▸ Exercise requirements
Type out every entry again, character for character.

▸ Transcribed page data
++++++++++++++++++++
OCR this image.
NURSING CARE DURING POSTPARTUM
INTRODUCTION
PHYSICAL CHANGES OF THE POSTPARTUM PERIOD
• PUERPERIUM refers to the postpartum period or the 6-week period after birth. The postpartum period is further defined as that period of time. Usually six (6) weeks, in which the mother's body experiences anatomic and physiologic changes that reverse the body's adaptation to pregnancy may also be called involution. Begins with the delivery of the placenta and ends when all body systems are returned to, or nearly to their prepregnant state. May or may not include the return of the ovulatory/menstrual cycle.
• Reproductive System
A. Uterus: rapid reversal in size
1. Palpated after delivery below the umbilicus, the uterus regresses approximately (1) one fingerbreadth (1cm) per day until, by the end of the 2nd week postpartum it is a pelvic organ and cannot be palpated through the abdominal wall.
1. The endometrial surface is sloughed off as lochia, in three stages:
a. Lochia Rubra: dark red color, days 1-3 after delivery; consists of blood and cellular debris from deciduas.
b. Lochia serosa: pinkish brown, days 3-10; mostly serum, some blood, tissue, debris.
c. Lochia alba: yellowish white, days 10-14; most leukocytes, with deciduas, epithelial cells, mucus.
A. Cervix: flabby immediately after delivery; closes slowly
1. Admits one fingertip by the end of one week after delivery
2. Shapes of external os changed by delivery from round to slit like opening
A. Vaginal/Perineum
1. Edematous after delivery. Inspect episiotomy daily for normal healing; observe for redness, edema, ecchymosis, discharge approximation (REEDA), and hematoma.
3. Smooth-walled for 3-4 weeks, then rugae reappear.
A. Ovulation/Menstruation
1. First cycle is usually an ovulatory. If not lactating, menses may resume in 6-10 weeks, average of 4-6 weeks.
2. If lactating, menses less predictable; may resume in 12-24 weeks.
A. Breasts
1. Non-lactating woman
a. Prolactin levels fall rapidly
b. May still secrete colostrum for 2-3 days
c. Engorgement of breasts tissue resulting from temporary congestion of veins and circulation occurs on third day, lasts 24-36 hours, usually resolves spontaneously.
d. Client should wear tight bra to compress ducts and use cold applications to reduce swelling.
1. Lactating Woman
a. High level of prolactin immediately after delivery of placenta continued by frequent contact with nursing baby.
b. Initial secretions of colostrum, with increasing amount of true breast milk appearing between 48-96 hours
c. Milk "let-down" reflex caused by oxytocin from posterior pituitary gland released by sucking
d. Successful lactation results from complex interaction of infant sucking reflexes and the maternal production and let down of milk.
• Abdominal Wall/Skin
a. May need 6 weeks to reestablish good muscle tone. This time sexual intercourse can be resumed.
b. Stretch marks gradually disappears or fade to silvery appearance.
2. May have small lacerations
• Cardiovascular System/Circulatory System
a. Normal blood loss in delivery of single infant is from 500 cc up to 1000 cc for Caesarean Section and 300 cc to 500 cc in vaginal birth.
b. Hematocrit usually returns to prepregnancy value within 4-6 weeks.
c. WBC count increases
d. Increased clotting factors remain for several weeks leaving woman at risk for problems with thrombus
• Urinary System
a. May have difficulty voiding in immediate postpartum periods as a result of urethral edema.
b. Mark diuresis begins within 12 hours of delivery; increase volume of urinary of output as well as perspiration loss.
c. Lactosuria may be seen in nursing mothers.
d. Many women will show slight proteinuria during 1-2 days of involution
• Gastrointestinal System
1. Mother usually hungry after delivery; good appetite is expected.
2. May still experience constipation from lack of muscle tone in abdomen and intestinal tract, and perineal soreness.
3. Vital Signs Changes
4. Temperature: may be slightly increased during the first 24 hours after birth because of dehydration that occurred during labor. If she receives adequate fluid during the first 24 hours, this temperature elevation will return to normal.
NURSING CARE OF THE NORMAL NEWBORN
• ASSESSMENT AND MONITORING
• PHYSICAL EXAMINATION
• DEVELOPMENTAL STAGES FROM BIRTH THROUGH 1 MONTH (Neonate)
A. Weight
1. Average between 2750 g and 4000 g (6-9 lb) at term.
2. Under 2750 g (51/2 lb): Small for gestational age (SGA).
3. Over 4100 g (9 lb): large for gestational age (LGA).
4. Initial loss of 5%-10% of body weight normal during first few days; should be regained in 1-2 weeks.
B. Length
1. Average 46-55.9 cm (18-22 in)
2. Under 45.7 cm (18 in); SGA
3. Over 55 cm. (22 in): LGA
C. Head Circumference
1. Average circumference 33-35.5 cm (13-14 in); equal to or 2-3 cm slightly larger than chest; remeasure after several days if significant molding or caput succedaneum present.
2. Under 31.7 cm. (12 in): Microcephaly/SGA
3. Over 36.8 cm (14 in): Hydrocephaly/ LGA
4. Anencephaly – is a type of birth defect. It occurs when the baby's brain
++++++++++++++++++++
▸ Solution
OCR this image.
NURSING CARE DURING POSTPARTUM
INTRODUCTION
PHYSICAL CHANGES OF THE POSTPARTUM PERIOD
• PUERPERIUM refers to the postpartum period or the 6-week period after birth. The postpartum period is further defined as that period of time. Usually six (6) weeks, in which the mother's body experiences anatomic and physiologic changes that reverse the body's adaptation to pregnancy may also be called involution. Begins with the delivery of the placenta and ends when all body systems are returned to, or nearly to their prepregnant state. May or may not include the return of the ovulatory/menstrual cycle.
• Reproductive System
A. Uterus: rapid reversal in size
1. Palpated after delivery below the umbilicus, the uterus regresses approximately (1) one fingerbreadth (1cm) per day until, by the end of the 2nd week postpartum it is a pelvic organ and cannot be palpated through the abdominal wall.
1. The endometrial surface is sloughed off as lochia, in three stages:
a. Lochia Rubra: dark red color, days 1-3 after delivery; consists of blood and cellular debris from deciduas.
b. Lochia serosa: pinkish brown, days 3-10; mostly serum, some blood, tissue, debris.
c. Lochia alba: yellowish white, days 10-14; most leukocytes, with deciduas, epithelial cells, mucus.
A. Cervix: flabby immediately after delivery; closes slowly
1. Admits one fingertip by the end of one week after delivery
2. Shapes of external os changed by delivery from round to slit like opening
A. Vaginal/Perineum
1. Edematous after delivery. Inspect episiotomy daily for normal healing; observe for redness, edema, ecchymosis, discharge approximation (REEDA), and hematoma.
3. Smooth-walled for 3-4 weeks, then rugae reappear.
A. Ovulation/Menstruation
1. First cycle is usually an ovulatory. If not lactating, menses may resume in 6-10 weeks, average of 4-6 weeks.
2. If lactating, menses less predictable; may resume in 12-24 weeks.
A. Breasts
1. Non-lactating woman
a. Prolactin levels fall rapidly
b. May still secrete colostrum for 2-3 days
c. Engorgement of breasts tissue resulting from temporary congestion of veins and circulation occurs on third day, lasts 24-36 hours, usually resolves spontaneously.
d. Client should wear tight bra to compress ducts and use cold applications to reduce swelling.
1. Lactating Woman
a. High level of prolactin immediately after delivery of placenta continued by frequent contact with nursing baby.
b. Initial secretions of colostrum, with increasing amount of true breast milk appearing between 48-96 hours
c. Milk "let-down" reflex caused by oxytocin from posterior pituitary gland released by sucking
d. Successful lactation results from complex interaction of infant sucking reflexes and the maternal production and let down of milk.
• Abdominal Wall/Skin
a. May need 6 weeks to reestablish good muscle tone. This time sexual intercourse can be resumed.
b. Stretch marks gradually disappears or fade to silvery appearance.
2. May have small lacerations
• Cardiovascular System/Circulatory System
a. Normal blood loss in delivery of single infant is from 500 cc up to 1000 cc for Caesarean Section and 300 cc to 500 cc in vaginal birth.
b. Hematocrit usually returns to prepregnancy value within 4-6 weeks.
c. WBC count increases
d. Increased clotting factors remain for several weeks leaving woman at risk for problems with thrombus
• Urinary System
a. May have difficulty voiding in immediate postpartum periods as a result of urethral edema.
b. Mark diuresis begins within 12 hours of delivery; increase volume of urinary of output as well as perspiration loss.
c. Lactosuria may be seen in nursing mothers.
d. Many women will show slight proteinuria during 1-2 days of involution
• Gastrointestinal System
1. Mother usually hungry after delivery; good appetite is expected.
2. May still experience constipation from lack of muscle tone in abdomen and intestinal tract, and perineal soreness.
3. Vital Signs Changes
4. Temperature: may be slightly increased during the first 24 hours after birth because of dehydration that occurred during labor. If she receives adequate fluid during the first 24 hours, this temperature elevation will return to normal.
NURSING CARE OF THE NORMAL NEWBORN
• ASSESSMENT AND MONITORING
• PHYSICAL EXAMINATION
• DEVELOPMENTAL STAGES FROM BIRTH THROUGH 1 MONTH (Neonate)
A. Weight
1. Average between 2750 g and 4000 g (6-9 lb) at term.
2. Under 2750 g (51/2 lb): Small for gestational age (SGA).
3. Over 4100 g (9 lb): large for gestational age (LGA).
4. Initial loss of 5%-10% of body weight normal during first few days; should be regained in 1-2 weeks.
B. Length
1. Average 46-55.9 cm (18-22 in)
2. Under 45.7 cm (18 in); SGA
3. Over 55 cm. (22 in): LGA
C. Head Circumference
1. Average circumference 33-35.5 cm (13-14 in); equal to or 2-3 cm slightly larger than chest; remeasure after several days if significant molding or caput succedaneum present.
2. Under 31.7 cm. (12 in): Microcephaly/SGA
3. Over 36.8 cm (14 in): Hydrocephaly/ LGA
4. Anencephaly – is a type of birth defect. It occurs when the baby's brain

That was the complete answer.